TO DO -
How many lines of the entries below include the word "部开挖高度"? Answer with the number alone.

A block of data -
>> BEGIN

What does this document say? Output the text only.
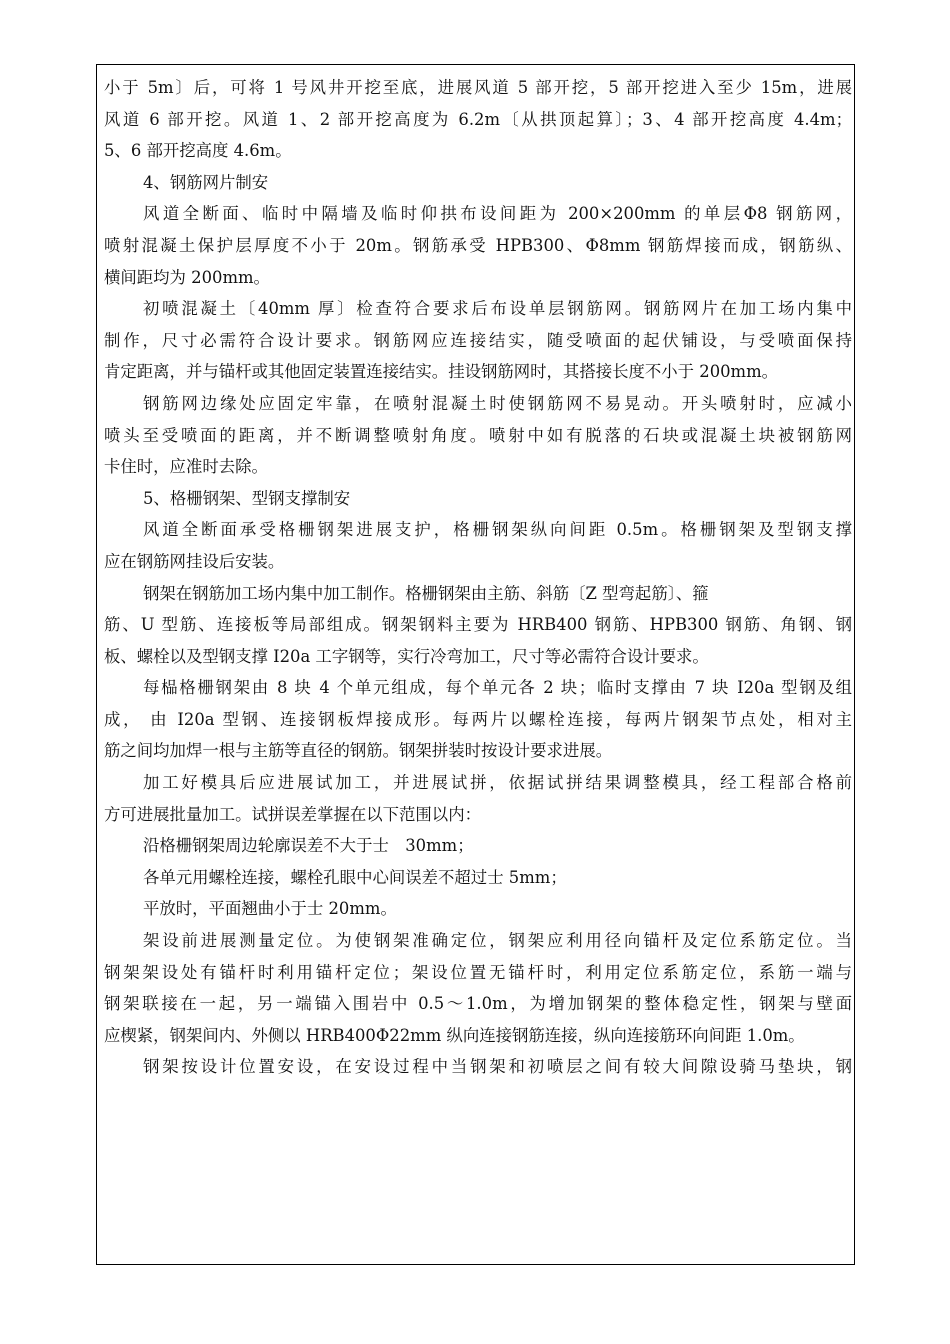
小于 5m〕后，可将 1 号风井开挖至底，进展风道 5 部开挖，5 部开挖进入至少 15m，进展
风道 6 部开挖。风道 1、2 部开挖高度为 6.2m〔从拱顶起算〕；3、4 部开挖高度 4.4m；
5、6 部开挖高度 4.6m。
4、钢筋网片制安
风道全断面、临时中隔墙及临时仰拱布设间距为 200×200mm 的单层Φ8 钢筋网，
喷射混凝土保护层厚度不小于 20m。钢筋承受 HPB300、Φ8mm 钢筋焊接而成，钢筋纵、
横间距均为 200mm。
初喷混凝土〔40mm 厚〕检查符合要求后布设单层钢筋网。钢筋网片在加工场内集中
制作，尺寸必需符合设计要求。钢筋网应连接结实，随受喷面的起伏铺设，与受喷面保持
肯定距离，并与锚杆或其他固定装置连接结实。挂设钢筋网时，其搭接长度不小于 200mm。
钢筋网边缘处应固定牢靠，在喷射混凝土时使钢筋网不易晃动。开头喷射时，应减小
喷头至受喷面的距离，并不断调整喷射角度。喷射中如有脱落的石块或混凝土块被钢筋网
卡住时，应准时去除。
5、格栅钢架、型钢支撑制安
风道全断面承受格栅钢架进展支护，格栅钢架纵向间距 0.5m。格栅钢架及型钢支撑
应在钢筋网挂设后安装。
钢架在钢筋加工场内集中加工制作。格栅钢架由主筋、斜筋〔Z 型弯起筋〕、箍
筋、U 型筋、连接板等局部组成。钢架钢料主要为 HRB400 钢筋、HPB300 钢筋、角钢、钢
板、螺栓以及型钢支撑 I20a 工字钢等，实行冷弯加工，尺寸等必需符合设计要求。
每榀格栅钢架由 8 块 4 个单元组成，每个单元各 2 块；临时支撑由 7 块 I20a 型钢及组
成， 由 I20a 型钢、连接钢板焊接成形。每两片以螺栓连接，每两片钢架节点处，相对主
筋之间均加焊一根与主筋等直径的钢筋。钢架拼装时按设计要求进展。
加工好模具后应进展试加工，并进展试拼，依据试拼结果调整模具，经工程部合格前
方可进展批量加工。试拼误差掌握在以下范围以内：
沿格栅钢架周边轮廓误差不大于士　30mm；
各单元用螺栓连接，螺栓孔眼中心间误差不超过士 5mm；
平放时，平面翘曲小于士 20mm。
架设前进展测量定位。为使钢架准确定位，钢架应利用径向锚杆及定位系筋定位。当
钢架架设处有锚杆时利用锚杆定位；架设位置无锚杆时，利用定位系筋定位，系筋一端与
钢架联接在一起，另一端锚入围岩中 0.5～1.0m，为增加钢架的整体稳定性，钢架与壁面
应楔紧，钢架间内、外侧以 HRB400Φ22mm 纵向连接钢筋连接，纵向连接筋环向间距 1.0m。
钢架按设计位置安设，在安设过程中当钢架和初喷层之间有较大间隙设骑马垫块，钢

>> END

SOLUTION FOR THIS EXERCISE -
2